↓↓↓

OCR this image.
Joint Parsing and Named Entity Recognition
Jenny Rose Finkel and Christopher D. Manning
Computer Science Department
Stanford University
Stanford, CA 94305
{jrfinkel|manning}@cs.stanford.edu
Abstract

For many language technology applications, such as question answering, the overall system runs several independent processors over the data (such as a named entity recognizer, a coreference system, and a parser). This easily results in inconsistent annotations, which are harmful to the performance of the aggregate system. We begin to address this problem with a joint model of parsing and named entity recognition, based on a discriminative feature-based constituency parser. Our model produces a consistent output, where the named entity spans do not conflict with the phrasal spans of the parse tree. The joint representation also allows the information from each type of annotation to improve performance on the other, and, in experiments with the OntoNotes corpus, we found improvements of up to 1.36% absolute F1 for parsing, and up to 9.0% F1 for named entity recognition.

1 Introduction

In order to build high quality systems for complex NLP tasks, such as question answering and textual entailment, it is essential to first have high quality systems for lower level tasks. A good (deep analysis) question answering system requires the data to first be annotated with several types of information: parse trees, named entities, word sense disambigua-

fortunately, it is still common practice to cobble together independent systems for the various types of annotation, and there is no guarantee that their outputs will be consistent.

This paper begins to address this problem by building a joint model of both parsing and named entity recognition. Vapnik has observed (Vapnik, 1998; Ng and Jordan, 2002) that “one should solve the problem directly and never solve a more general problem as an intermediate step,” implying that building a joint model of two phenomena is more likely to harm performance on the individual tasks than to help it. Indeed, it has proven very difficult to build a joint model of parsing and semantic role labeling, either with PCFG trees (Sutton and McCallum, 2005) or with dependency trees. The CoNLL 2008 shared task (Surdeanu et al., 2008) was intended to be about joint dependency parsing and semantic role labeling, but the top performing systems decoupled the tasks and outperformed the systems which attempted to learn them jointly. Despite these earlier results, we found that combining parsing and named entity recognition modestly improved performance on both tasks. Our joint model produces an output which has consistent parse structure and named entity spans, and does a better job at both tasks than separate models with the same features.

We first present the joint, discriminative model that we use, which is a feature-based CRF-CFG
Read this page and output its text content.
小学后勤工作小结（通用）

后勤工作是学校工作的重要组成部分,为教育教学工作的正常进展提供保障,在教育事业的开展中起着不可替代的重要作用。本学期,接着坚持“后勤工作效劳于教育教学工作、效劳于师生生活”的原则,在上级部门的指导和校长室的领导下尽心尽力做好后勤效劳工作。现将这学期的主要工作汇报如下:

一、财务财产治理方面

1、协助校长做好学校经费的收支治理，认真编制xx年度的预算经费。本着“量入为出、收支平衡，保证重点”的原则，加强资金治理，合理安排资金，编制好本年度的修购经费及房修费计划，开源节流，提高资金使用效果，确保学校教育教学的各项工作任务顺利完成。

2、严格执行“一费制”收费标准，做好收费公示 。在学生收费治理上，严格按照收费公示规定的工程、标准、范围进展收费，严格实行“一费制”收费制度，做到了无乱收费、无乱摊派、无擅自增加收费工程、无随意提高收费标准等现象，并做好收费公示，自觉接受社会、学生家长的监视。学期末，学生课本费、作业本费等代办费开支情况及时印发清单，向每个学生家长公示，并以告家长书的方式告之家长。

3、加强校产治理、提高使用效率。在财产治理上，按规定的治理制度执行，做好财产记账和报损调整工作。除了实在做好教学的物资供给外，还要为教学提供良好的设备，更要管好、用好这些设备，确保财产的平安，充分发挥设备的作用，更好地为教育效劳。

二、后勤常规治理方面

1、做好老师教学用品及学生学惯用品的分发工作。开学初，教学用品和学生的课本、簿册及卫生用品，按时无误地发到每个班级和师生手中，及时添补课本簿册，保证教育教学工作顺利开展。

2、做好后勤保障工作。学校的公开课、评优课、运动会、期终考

↑↑↑

### JOB
Above are the records; copy all of them exactly.

### PROBLEM SOLUTION
OCR this image.
Joint Parsing and Named Entity Recognition
Jenny Rose Finkel and Christopher D. Manning
Computer Science Department
Stanford University
Stanford, CA 94305
{jrfinkel|manning}@cs.stanford.edu
Abstract

For many language technology applications, such as question answering, the overall system runs several independent processors over the data (such as a named entity recognizer, a coreference system, and a parser). This easily results in inconsistent annotations, which are harmful to the performance of the aggregate system. We begin to address this problem with a joint model of parsing and named entity recognition, based on a discriminative feature-based constituency parser. Our model produces a consistent output, where the named entity spans do not conflict with the phrasal spans of the parse tree. The joint representation also allows the information from each type of annotation to improve performance on the other, and, in experiments with the OntoNotes corpus, we found improvements of up to 1.36% absolute F1 for parsing, and up to 9.0% F1 for named entity recognition.

1 Introduction

In order to build high quality systems for complex NLP tasks, such as question answering and textual entailment, it is essential to first have high quality systems for lower level tasks. A good (deep analysis) question answering system requires the data to first be annotated with several types of information: parse trees, named entities, word sense disambigua-

fortunately, it is still common practice to cobble together independent systems for the various types of annotation, and there is no guarantee that their outputs will be consistent.

This paper begins to address this problem by building a joint model of both parsing and named entity recognition. Vapnik has observed (Vapnik, 1998; Ng and Jordan, 2002) that “one should solve the problem directly and never solve a more general problem as an intermediate step,” implying that building a joint model of two phenomena is more likely to harm performance on the individual tasks than to help it. Indeed, it has proven very difficult to build a joint model of parsing and semantic role labeling, either with PCFG trees (Sutton and McCallum, 2005) or with dependency trees. The CoNLL 2008 shared task (Surdeanu et al., 2008) was intended to be about joint dependency parsing and semantic role labeling, but the top performing systems decoupled the tasks and outperformed the systems which attempted to learn them jointly. Despite these earlier results, we found that combining parsing and named entity recognition modestly improved performance on both tasks. Our joint model produces an output which has consistent parse structure and named entity spans, and does a better job at both tasks than separate models with the same features.

We first present the joint, discriminative model that we use, which is a feature-based CRF-CFG
Read this page and output its text content.
小学后勤工作小结（通用）

后勤工作是学校工作的重要组成部分,为教育教学工作的正常进展提供保障,在教育事业的开展中起着不可替代的重要作用。本学期,接着坚持“后勤工作效劳于教育教学工作、效劳于师生生活”的原则,在上级部门的指导和校长室的领导下尽心尽力做好后勤效劳工作。现将这学期的主要工作汇报如下:

一、财务财产治理方面

1、协助校长做好学校经费的收支治理，认真编制xx年度的预算经费。本着“量入为出、收支平衡，保证重点”的原则，加强资金治理，合理安排资金，编制好本年度的修购经费及房修费计划，开源节流，提高资金使用效果，确保学校教育教学的各项工作任务顺利完成。

2、严格执行“一费制”收费标准，做好收费公示 。在学生收费治理上，严格按照收费公示规定的工程、标准、范围进展收费，严格实行“一费制”收费制度，做到了无乱收费、无乱摊派、无擅自增加收费工程、无随意提高收费标准等现象，并做好收费公示，自觉接受社会、学生家长的监视。学期末，学生课本费、作业本费等代办费开支情况及时印发清单，向每个学生家长公示，并以告家长书的方式告之家长。

3、加强校产治理、提高使用效率。在财产治理上，按规定的治理制度执行，做好财产记账和报损调整工作。除了实在做好教学的物资供给外，还要为教学提供良好的设备，更要管好、用好这些设备，确保财产的平安，充分发挥设备的作用，更好地为教育效劳。

二、后勤常规治理方面

1、做好老师教学用品及学生学惯用品的分发工作。开学初，教学用品和学生的课本、簿册及卫生用品，按时无误地发到每个班级和师生手中，及时添补课本簿册，保证教育教学工作顺利开展。

2、做好后勤保障工作。学校的公开课、评优课、运动会、期终考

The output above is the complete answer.